## Begin RECORDED INFORMATION
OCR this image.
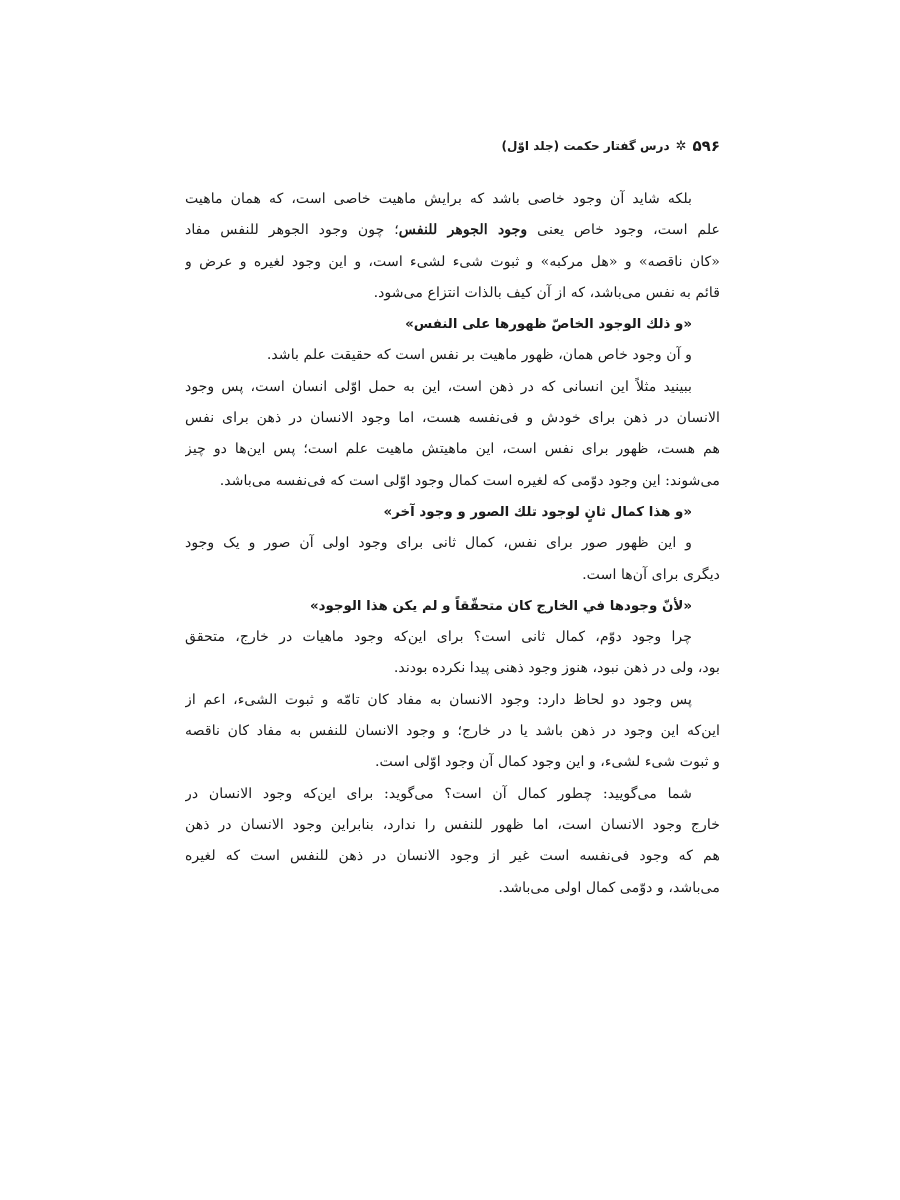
۵۹۶
✲
درس گفتار حکمت (جلد اوّل)
بلکه شاید آن وجود خاصی باشد که برایش ماهیت خاصی است، که همان ماهیت
علم است، وجود خاص یعنی وجود الجوهر للنفس؛ چون وجود الجوهر للنفس مفاد
«کان ناقصه» و «هل مرکبه» و ثبوت شیء لشیء است، و این وجود لغیره و عرض و
قائم به نفس می‌باشد، که از آن کیف بالذات انتزاع می‌شود.
«و ذلك الوجود الخاصّ ظهورها على النفس»
و آن وجود خاص همان، ظهور ماهیت بر نفس است که حقیقت علم باشد.
ببینید مثلاً این انسانی که در ذهن است، این به حمل اوّلی انسان است، پس وجود
الانسان در ذهن برای خودش و فی‌نفسه هست، اما وجود الانسان در ذهن برای نفس
هم هست، ظهور برای نفس است، این ماهیتش ماهیت علم است؛ پس این‌ها دو چیز
می‌شوند: این وجود دوّمی که لغیره است کمال وجود اوّلی است که فی‌نفسه می‌باشد.
«و هذا كمال ثانٍ لوجود تلك الصور و وجود آخر»
و این ظهور صور برای نفس، کمال ثانی برای وجود اولی آن صور و یک وجود
دیگری برای آن‌ها است.
«لأنّ وجودها في الخارج كان متحقّقاً و لم يكن هذا الوجود»
چرا وجود دوّم، کمال ثانی است؟ برای این‌که وجود ماهیات در خارج، متحقق
بود، ولی در ذهن نبود، هنوز وجود ذهنی پیدا نکرده بودند.
پس وجود دو لحاظ دارد: وجود الانسان به مفاد کان تامّه و ثبوت الشیء، اعم از
این‌که این وجود در ذهن باشد یا در خارج؛ و وجود الانسان للنفس به مفاد کان ناقصه
و ثبوت شیء لشیء، و این وجود کمال آن وجود اوّلی است.
شما می‌گویید: چطور کمال آن است؟ می‌گوید: برای این‌که وجود الانسان در
خارج وجود الانسان است، اما ظهور للنفس را ندارد، بنابراین وجود الانسان در ذهن
هم که وجود فی‌نفسه است غیر از وجود الانسان در ذهن للنفس است که لغیره
می‌باشد، و دوّمی کمال اولی می‌باشد.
## End RECORDED INFORMATION
(TASK INSTRUCTIONS) Write every entry out again exactly, dropping the pictures.

(EXERCISE ANSWER)
OCR this image.
۵۹۶
✲
درس گفتار حکمت (جلد اوّل)
بلکه شاید آن وجود خاصی باشد که برایش ماهیت خاصی است، که همان ماهیت
علم است، وجود خاص یعنی وجود الجوهر للنفس؛ چون وجود الجوهر للنفس مفاد
«کان ناقصه» و «هل مرکبه» و ثبوت شیء لشیء است، و این وجود لغیره و عرض و
قائم به نفس می‌باشد، که از آن کیف بالذات انتزاع می‌شود.
«و ذلك الوجود الخاصّ ظهورها على النفس»
و آن وجود خاص همان، ظهور ماهیت بر نفس است که حقیقت علم باشد.
ببینید مثلاً این انسانی که در ذهن است، این به حمل اوّلی انسان است، پس وجود
الانسان در ذهن برای خودش و فی‌نفسه هست، اما وجود الانسان در ذهن برای نفس
هم هست، ظهور برای نفس است، این ماهیتش ماهیت علم است؛ پس این‌ها دو چیز
می‌شوند: این وجود دوّمی که لغیره است کمال وجود اوّلی است که فی‌نفسه می‌باشد.
«و هذا كمال ثانٍ لوجود تلك الصور و وجود آخر»
و این ظهور صور برای نفس، کمال ثانی برای وجود اولی آن صور و یک وجود
دیگری برای آن‌ها است.
«لأنّ وجودها في الخارج كان متحقّقاً و لم يكن هذا الوجود»
چرا وجود دوّم، کمال ثانی است؟ برای این‌که وجود ماهیات در خارج، متحقق
بود، ولی در ذهن نبود، هنوز وجود ذهنی پیدا نکرده بودند.
پس وجود دو لحاظ دارد: وجود الانسان به مفاد کان تامّه و ثبوت الشیء، اعم از
این‌که این وجود در ذهن باشد یا در خارج؛ و وجود الانسان للنفس به مفاد کان ناقصه
و ثبوت شیء لشیء، و این وجود کمال آن وجود اوّلی است.
شما می‌گویید: چطور کمال آن است؟ می‌گوید: برای این‌که وجود الانسان در
خارج وجود الانسان است، اما ظهور للنفس را ندارد، بنابراین وجود الانسان در ذهن
هم که وجود فی‌نفسه است غیر از وجود الانسان در ذهن للنفس است که لغیره
می‌باشد، و دوّمی کمال اولی می‌باشد.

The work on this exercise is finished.